## Exercise goal
Extract the lines that carry the string "NASA" from the listing.

═══ Data for the task

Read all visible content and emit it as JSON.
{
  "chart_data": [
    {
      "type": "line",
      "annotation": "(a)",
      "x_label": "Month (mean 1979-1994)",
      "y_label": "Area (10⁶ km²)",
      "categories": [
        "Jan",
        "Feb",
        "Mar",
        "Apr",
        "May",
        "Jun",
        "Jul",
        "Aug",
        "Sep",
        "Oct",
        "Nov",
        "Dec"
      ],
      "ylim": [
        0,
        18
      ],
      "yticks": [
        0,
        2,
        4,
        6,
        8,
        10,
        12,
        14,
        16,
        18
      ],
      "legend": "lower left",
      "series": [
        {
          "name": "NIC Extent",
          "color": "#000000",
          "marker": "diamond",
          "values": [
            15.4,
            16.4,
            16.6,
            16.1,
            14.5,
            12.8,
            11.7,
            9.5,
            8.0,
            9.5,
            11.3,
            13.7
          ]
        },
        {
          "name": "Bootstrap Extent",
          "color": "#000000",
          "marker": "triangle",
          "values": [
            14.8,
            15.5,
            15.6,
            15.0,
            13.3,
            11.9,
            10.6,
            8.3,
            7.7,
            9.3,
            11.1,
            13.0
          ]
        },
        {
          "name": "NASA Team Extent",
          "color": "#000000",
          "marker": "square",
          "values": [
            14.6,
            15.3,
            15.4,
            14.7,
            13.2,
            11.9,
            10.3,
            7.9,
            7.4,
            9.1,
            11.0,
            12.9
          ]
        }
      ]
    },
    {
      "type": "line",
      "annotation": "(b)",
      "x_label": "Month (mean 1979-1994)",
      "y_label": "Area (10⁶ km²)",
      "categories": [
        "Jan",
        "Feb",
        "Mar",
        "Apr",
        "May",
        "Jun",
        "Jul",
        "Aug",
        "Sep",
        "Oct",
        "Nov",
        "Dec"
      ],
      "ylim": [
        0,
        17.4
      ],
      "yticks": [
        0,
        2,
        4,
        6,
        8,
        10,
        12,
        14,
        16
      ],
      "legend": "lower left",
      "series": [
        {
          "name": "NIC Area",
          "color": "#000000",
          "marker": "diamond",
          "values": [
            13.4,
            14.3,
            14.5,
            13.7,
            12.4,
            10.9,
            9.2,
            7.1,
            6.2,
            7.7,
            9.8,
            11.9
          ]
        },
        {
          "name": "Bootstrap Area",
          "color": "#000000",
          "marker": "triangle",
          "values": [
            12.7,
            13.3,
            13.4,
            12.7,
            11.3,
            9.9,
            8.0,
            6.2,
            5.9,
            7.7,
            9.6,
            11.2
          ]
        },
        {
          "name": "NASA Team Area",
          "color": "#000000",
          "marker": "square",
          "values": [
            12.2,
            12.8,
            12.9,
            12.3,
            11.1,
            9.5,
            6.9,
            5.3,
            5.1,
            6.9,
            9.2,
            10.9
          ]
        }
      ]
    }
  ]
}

══════

## Full solution
          "name": "NASA Team Extent",
          "name": "NASA Team Area",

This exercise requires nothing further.